▸ EXERCISE PROMPT
Extract each line from the entries below that has the string "구하여라" in it.

(Data records)
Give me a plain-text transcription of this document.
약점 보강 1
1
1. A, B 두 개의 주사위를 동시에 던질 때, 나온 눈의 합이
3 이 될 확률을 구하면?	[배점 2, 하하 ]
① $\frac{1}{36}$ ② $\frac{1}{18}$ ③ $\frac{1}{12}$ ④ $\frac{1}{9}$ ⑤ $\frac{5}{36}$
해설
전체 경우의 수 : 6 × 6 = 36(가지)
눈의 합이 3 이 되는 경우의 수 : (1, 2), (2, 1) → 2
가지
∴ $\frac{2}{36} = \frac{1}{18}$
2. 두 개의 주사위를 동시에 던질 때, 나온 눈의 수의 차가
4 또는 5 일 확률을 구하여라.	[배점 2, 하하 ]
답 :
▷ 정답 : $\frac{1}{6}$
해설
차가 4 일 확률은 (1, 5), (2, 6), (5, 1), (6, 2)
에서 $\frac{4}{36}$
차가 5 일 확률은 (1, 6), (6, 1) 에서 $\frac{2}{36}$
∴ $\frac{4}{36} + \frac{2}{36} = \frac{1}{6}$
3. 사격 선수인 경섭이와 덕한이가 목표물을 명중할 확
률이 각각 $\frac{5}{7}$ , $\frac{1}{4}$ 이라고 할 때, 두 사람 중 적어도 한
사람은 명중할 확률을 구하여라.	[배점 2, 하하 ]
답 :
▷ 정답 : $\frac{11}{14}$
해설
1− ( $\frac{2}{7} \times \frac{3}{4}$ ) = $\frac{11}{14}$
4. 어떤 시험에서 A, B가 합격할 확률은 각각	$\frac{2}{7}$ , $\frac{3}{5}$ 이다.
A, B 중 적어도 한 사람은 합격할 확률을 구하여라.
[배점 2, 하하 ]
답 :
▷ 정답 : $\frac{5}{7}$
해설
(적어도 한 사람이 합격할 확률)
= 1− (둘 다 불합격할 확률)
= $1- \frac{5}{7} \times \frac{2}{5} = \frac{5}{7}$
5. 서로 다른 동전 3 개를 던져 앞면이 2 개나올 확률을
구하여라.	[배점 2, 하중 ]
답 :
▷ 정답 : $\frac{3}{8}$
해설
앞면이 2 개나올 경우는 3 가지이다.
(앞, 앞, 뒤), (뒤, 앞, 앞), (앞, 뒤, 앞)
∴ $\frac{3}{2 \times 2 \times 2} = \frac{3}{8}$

▸ FINISHED EXERCISE
4 또는 5 일 확률을 구하여라.	[배점 2, 하하 ]
사람은 명중할 확률을 구하여라.	[배점 2, 하하 ]
A, B 중 적어도 한 사람은 합격할 확률을 구하여라.
구하여라.	[배점 2, 하중 ]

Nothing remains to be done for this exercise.